**TASK:** Can you take the listing from its first line through the line containing "- person-icon: [515, 740, 558, 846]", substitute "percentage-label" for "percent-label", and return only those lines with nothing else changed?

Entries taken from a collection

:::

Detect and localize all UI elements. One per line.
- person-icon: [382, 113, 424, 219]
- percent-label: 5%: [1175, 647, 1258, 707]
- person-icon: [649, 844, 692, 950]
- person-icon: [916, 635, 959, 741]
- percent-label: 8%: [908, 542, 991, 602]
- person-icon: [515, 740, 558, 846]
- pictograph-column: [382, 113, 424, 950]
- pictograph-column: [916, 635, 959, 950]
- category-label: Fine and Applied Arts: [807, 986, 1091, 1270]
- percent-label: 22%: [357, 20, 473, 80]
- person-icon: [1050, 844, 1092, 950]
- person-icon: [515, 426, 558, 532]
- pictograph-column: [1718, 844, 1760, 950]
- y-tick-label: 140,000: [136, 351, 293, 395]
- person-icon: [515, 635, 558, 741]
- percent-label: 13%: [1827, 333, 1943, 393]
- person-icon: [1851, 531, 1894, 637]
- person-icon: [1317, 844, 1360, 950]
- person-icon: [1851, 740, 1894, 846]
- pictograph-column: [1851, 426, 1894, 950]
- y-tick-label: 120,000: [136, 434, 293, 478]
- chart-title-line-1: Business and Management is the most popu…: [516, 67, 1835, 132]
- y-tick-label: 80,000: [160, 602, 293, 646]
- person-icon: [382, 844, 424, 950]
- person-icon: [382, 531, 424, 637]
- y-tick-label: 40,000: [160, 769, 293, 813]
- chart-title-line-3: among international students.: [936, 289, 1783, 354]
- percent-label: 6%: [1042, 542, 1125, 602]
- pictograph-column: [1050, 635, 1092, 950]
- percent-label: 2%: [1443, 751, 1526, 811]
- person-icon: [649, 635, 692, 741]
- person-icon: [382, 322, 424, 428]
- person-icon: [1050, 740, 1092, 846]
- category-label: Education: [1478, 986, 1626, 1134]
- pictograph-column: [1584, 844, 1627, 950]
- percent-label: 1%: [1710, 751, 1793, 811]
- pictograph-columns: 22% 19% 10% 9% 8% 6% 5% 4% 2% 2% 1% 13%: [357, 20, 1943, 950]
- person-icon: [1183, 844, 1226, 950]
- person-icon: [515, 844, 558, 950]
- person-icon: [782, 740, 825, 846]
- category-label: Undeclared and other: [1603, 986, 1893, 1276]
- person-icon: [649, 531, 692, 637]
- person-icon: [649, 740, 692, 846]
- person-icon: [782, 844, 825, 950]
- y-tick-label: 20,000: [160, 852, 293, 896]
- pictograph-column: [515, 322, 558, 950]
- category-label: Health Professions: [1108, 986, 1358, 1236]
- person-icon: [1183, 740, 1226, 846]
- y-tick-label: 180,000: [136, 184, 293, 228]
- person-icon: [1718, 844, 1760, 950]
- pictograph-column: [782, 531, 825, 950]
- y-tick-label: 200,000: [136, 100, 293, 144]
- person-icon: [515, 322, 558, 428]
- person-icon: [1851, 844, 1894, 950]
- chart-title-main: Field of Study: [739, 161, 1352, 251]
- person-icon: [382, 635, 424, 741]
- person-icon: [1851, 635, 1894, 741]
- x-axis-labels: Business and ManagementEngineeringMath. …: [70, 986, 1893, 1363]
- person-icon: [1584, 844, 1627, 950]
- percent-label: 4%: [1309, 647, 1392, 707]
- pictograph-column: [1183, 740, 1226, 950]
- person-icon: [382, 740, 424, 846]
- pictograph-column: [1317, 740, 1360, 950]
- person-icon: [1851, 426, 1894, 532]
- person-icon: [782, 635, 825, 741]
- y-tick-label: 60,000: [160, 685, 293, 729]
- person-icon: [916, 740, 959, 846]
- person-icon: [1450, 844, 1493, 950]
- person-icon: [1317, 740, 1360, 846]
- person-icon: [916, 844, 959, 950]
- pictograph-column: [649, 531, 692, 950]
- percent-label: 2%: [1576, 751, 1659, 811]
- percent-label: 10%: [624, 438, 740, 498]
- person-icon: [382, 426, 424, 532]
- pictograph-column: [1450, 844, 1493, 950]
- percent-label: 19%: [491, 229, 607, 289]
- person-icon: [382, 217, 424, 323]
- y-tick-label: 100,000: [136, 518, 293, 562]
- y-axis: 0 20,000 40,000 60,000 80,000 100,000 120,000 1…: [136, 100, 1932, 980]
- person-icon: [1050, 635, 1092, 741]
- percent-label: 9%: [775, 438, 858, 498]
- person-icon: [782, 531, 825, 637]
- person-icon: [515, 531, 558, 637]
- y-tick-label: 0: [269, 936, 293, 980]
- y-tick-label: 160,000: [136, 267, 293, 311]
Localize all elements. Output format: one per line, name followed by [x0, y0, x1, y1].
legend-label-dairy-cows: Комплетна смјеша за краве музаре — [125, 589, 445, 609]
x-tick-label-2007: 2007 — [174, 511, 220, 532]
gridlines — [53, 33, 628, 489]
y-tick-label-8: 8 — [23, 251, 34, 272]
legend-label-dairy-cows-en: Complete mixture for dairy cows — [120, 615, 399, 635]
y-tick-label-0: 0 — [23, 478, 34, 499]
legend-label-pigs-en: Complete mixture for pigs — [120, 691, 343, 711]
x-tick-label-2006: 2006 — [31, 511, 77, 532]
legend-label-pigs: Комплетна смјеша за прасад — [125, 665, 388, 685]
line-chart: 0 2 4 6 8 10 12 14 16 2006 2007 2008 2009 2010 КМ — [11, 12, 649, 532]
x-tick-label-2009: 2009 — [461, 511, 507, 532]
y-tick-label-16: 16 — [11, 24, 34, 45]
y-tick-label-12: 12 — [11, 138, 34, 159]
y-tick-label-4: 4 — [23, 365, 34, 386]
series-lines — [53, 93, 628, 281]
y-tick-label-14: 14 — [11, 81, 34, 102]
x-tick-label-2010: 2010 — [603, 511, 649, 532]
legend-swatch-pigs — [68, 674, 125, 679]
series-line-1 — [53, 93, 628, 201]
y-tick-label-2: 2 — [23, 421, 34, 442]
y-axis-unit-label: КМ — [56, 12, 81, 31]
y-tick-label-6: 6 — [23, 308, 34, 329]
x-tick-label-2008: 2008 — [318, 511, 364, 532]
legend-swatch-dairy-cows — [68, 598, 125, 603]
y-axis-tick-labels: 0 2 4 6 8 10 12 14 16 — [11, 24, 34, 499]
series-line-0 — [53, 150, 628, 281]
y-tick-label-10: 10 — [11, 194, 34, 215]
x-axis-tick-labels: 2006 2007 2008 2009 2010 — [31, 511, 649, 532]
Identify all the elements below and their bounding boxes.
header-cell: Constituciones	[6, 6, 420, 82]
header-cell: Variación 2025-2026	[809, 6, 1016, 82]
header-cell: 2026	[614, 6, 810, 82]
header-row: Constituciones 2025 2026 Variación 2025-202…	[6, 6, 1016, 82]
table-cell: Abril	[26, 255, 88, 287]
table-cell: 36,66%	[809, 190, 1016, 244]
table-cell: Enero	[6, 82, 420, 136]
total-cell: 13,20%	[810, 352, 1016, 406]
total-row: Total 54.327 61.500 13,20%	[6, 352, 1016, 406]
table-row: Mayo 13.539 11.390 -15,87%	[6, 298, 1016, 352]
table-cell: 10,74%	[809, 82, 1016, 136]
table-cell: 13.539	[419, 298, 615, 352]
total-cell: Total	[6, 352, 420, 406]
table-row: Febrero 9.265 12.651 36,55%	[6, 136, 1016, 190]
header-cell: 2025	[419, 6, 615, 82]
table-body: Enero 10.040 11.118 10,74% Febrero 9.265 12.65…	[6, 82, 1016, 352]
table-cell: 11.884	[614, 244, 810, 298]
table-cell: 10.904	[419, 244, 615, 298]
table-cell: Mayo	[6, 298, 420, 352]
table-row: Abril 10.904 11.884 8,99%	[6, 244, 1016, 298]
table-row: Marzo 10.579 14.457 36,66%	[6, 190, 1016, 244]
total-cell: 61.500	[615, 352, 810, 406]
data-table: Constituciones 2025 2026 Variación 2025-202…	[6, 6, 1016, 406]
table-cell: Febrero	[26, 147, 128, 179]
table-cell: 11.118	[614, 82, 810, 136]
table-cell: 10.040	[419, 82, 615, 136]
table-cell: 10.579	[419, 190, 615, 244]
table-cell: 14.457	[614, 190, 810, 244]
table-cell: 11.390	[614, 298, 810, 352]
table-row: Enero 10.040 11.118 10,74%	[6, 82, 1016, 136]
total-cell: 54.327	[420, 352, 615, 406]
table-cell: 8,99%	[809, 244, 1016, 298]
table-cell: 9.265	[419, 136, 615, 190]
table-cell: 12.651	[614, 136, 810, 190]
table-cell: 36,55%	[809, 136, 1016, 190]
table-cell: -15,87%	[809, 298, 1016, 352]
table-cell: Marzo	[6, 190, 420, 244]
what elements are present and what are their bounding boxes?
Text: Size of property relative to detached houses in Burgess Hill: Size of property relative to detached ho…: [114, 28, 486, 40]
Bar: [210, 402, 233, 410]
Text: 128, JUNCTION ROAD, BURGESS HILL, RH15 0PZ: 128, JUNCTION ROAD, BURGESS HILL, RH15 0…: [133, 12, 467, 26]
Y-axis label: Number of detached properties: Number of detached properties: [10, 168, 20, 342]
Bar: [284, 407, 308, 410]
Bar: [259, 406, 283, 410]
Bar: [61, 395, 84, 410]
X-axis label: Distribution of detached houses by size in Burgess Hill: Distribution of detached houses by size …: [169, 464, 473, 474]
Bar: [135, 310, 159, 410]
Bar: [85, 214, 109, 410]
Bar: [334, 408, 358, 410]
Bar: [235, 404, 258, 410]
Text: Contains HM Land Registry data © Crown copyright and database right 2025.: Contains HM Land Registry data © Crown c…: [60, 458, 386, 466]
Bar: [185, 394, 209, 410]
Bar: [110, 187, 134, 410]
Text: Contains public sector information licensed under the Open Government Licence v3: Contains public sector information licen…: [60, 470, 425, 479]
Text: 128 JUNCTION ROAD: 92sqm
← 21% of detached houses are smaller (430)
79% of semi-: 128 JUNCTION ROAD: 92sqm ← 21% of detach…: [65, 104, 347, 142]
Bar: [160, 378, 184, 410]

:::

**RESPONSE TO THE EXERCISE:**
Detect and localize all UI elements. One per line.
- person-icon: [382, 113, 424, 219]
- percentage-label: 5%: [1175, 647, 1258, 707]
- person-icon: [649, 844, 692, 950]
- person-icon: [916, 635, 959, 741]
- percentage-label: 8%: [908, 542, 991, 602]
- person-icon: [515, 740, 558, 846]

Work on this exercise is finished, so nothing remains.